WRITTEN PROBLEM
Omit images. Retype all entries verbatim.

DATA TO USE
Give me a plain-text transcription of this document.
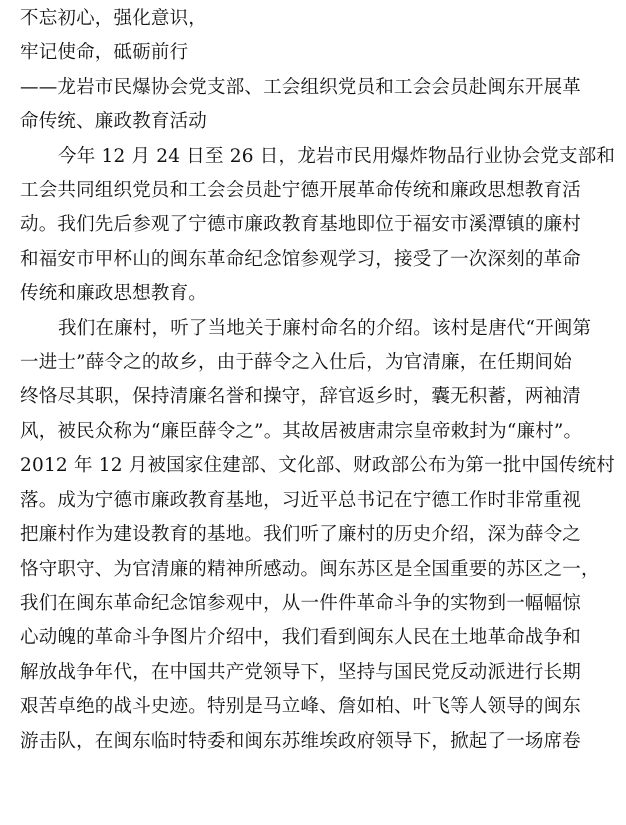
不忘初心，强化意识，
牢记使命，砥砺前行
——龙岩市民爆协会党支部、工会组织党员和工会会员赴闽东开展革
命传统、廉政教育活动
今年 12 月 24 日至 26 日，龙岩市民用爆炸物品行业协会党支部和
工会共同组织党员和工会会员赴宁德开展革命传统和廉政思想教育活
动。我们先后参观了宁德市廉政教育基地即位于福安市溪潭镇的廉村
和福安市甲杯山的闽东革命纪念馆参观学习，接受了一次深刻的革命
传统和廉政思想教育。
我们在廉村，听了当地关于廉村命名的介绍。该村是唐代“开闽第
一进士”薛令之的故乡，由于薛令之入仕后，为官清廉，在任期间始
终恪尽其职，保持清廉名誉和操守，辞官返乡时，囊无积蓄，两袖清
风，被民众称为“廉臣薛令之”。其故居被唐肃宗皇帝敕封为“廉村”。
2012 年 12 月被国家住建部、文化部、财政部公布为第一批中国传统村
落。成为宁德市廉政教育基地，习近平总书记在宁德工作时非常重视
把廉村作为建设教育的基地。我们听了廉村的历史介绍，深为薛令之
恪守职守、为官清廉的精神所感动。闽东苏区是全国重要的苏区之一，
我们在闽东革命纪念馆参观中，从一件件革命斗争的实物到一幅幅惊
心动魄的革命斗争图片介绍中，我们看到闽东人民在土地革命战争和
解放战争年代，在中国共产党领导下，坚持与国民党反动派进行长期
艰苦卓绝的战斗史迹。特别是马立峰、詹如柏、叶飞等人领导的闽东
游击队，在闽东临时特委和闽东苏维埃政府领导下，掀起了一场席卷
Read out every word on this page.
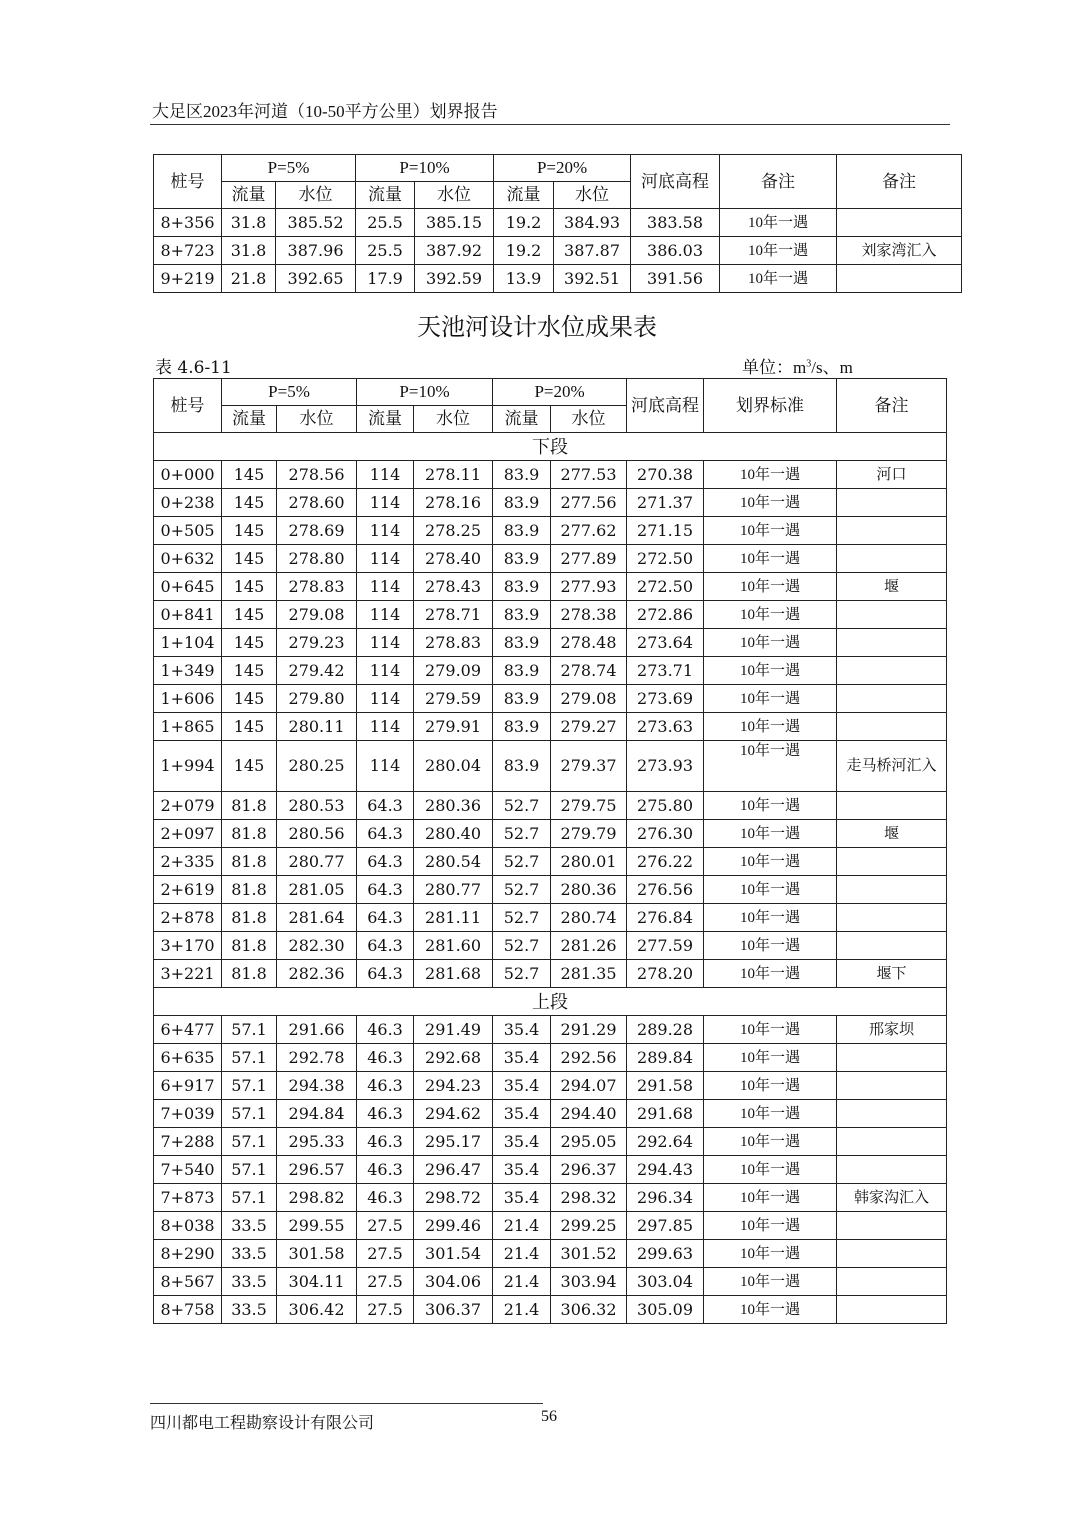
大足区2023年河道（10-50平方公里）划界报告
桩号	P=5%		P=10%		P=20%		河底高程	备注	备注
	流量	水位	流量	水位	流量	水位			
8+356	31.8	385.52	25.5	385.15	19.2	384.93	383.58	10年一遇	
8+723	31.8	387.96	25.5	387.92	19.2	387.87	386.03	10年一遇	刘家湾汇入
9+219	21.8	392.65	17.9	392.59	13.9	392.51	391.56	10年一遇	
天池河设计水位成果表
表 4.6-11	单位：$m^3/s$、m
桩号	P=5%		P=10%		P=20%		河底高程	划界标准	备注
	流量	水位	流量	水位	流量	水位			
下段									
0+000	145	278.56	114	278.11	83.9	277.53	270.38	10年一遇	河口
0+238	145	278.60	114	278.16	83.9	277.56	271.37	10年一遇	
0+505	145	278.69	114	278.25	83.9	277.62	271.15	10年一遇	
0+632	145	278.80	114	278.40	83.9	277.89	272.50	10年一遇	
0+645	145	278.83	114	278.43	83.9	277.93	272.50	10年一遇	堰
0+841	145	279.08	114	278.71	83.9	278.38	272.86	10年一遇	
1+104	145	279.23	114	278.83	83.9	278.48	273.64	10年一遇	
1+349	145	279.42	114	279.09	83.9	278.74	273.71	10年一遇	
1+606	145	279.80	114	279.59	83.9	279.08	273.69	10年一遇	
1+865	145	280.11	114	279.91	83.9	279.27	273.63	10年一遇	
1+994	145	280.25	114	280.04	83.9	279.37	273.93	10年一遇	走马桥河汇入
2+079	81.8	280.53	64.3	280.36	52.7	279.75	275.80	10年一遇	
2+097	81.8	280.56	64.3	280.40	52.7	279.79	276.30	10年一遇	堰
2+335	81.8	280.77	64.3	280.54	52.7	280.01	276.22	10年一遇	
2+619	81.8	281.05	64.3	280.77	52.7	280.36	276.56	10年一遇	
2+878	81.8	281.64	64.3	281.11	52.7	280.74	276.84	10年一遇	
3+170	81.8	282.30	64.3	281.60	52.7	281.26	277.59	10年一遇	
3+221	81.8	282.36	64.3	281.68	52.7	281.35	278.20	10年一遇	堰下
上段									
6+477	57.1	291.66	46.3	291.49	35.4	291.29	289.28	10年一遇	邢家坝
6+635	57.1	292.78	46.3	292.68	35.4	292.56	289.84	10年一遇	
6+917	57.1	294.38	46.3	294.23	35.4	294.07	291.58	10年一遇	
7+039	57.1	294.84	46.3	294.62	35.4	294.40	291.68	10年一遇	
7+288	57.1	295.33	46.3	295.17	35.4	295.05	292.64	10年一遇	
7+540	57.1	296.57	46.3	296.47	35.4	296.37	294.43	10年一遇	
7+873	57.1	298.82	46.3	298.72	35.4	298.32	296.34	10年一遇	韩家沟汇入
8+038	33.5	299.55	27.5	299.46	21.4	299.25	297.85	10年一遇	
8+290	33.5	301.58	27.5	301.54	21.4	301.52	299.63	10年一遇	
8+567	33.5	304.11	27.5	304.06	21.4	303.94	303.04	10年一遇	
8+758	33.5	306.42	27.5	306.37	21.4	306.32	305.09	10年一遇	
四川都电工程勘察设计有限公司	56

TASK ANSWER
Give me a plain-text transcription of this document.
不忘初心，强化意识，
牢记使命，砥砺前行
——龙岩市民爆协会党支部、工会组织党员和工会会员赴闽东开展革
命传统、廉政教育活动
今年 12 月 24 日至 26 日，龙岩市民用爆炸物品行业协会党支部和
工会共同组织党员和工会会员赴宁德开展革命传统和廉政思想教育活
动。我们先后参观了宁德市廉政教育基地即位于福安市溪潭镇的廉村
和福安市甲杯山的闽东革命纪念馆参观学习，接受了一次深刻的革命
传统和廉政思想教育。
我们在廉村，听了当地关于廉村命名的介绍。该村是唐代“开闽第
一进士”薛令之的故乡，由于薛令之入仕后，为官清廉，在任期间始
终恪尽其职，保持清廉名誉和操守，辞官返乡时，囊无积蓄，两袖清
风，被民众称为“廉臣薛令之”。其故居被唐肃宗皇帝敕封为“廉村”。
2012 年 12 月被国家住建部、文化部、财政部公布为第一批中国传统村
落。成为宁德市廉政教育基地，习近平总书记在宁德工作时非常重视
把廉村作为建设教育的基地。我们听了廉村的历史介绍，深为薛令之
恪守职守、为官清廉的精神所感动。闽东苏区是全国重要的苏区之一，
我们在闽东革命纪念馆参观中，从一件件革命斗争的实物到一幅幅惊
心动魄的革命斗争图片介绍中，我们看到闽东人民在土地革命战争和
解放战争年代，在中国共产党领导下，坚持与国民党反动派进行长期
艰苦卓绝的战斗史迹。特别是马立峰、詹如柏、叶飞等人领导的闽东
游击队，在闽东临时特委和闽东苏维埃政府领导下，掀起了一场席卷
Read out every word on this page.
大足区2023年河道（10-50平方公里）划界报告
桩号	P=5%		P=10%		P=20%		河底高程	备注	备注
	流量	水位	流量	水位	流量	水位			
8+356	31.8	385.52	25.5	385.15	19.2	384.93	383.58	10年一遇	
8+723	31.8	387.96	25.5	387.92	19.2	387.87	386.03	10年一遇	刘家湾汇入
9+219	21.8	392.65	17.9	392.59	13.9	392.51	391.56	10年一遇	
天池河设计水位成果表
表 4.6-11	单位：$m^3/s$、m
桩号	P=5%		P=10%		P=20%		河底高程	划界标准	备注
	流量	水位	流量	水位	流量	水位			
下段									
0+000	145	278.56	114	278.11	83.9	277.53	270.38	10年一遇	河口
0+238	145	278.60	114	278.16	83.9	277.56	271.37	10年一遇	
0+505	145	278.69	114	278.25	83.9	277.62	271.15	10年一遇	
0+632	145	278.80	114	278.40	83.9	277.89	272.50	10年一遇	
0+645	145	278.83	114	278.43	83.9	277.93	272.50	10年一遇	堰
0+841	145	279.08	114	278.71	83.9	278.38	272.86	10年一遇	
1+104	145	279.23	114	278.83	83.9	278.48	273.64	10年一遇	
1+349	145	279.42	114	279.09	83.9	278.74	273.71	10年一遇	
1+606	145	279.80	114	279.59	83.9	279.08	273.69	10年一遇	
1+865	145	280.11	114	279.91	83.9	279.27	273.63	10年一遇	
1+994	145	280.25	114	280.04	83.9	279.37	273.93	10年一遇	走马桥河汇入
2+079	81.8	280.53	64.3	280.36	52.7	279.75	275.80	10年一遇	
2+097	81.8	280.56	64.3	280.40	52.7	279.79	276.30	10年一遇	堰
2+335	81.8	280.77	64.3	280.54	52.7	280.01	276.22	10年一遇	
2+619	81.8	281.05	64.3	280.77	52.7	280.36	276.56	10年一遇	
2+878	81.8	281.64	64.3	281.11	52.7	280.74	276.84	10年一遇	
3+170	81.8	282.30	64.3	281.60	52.7	281.26	277.59	10年一遇	
3+221	81.8	282.36	64.3	281.68	52.7	281.35	278.20	10年一遇	堰下
上段									
6+477	57.1	291.66	46.3	291.49	35.4	291.29	289.28	10年一遇	邢家坝
6+635	57.1	292.78	46.3	292.68	35.4	292.56	289.84	10年一遇	
6+917	57.1	294.38	46.3	294.23	35.4	294.07	291.58	10年一遇	
7+039	57.1	294.84	46.3	294.62	35.4	294.40	291.68	10年一遇	
7+288	57.1	295.33	46.3	295.17	35.4	295.05	292.64	10年一遇	
7+540	57.1	296.57	46.3	296.47	35.4	296.37	294.43	10年一遇	
7+873	57.1	298.82	46.3	298.72	35.4	298.32	296.34	10年一遇	韩家沟汇入
8+038	33.5	299.55	27.5	299.46	21.4	299.25	297.85	10年一遇	
8+290	33.5	301.58	27.5	301.54	21.4	301.52	299.63	10年一遇	
8+567	33.5	304.11	27.5	304.06	21.4	303.94	303.04	10年一遇	
8+758	33.5	306.42	27.5	306.37	21.4	306.32	305.09	10年一遇	
四川都电工程勘察设计有限公司	56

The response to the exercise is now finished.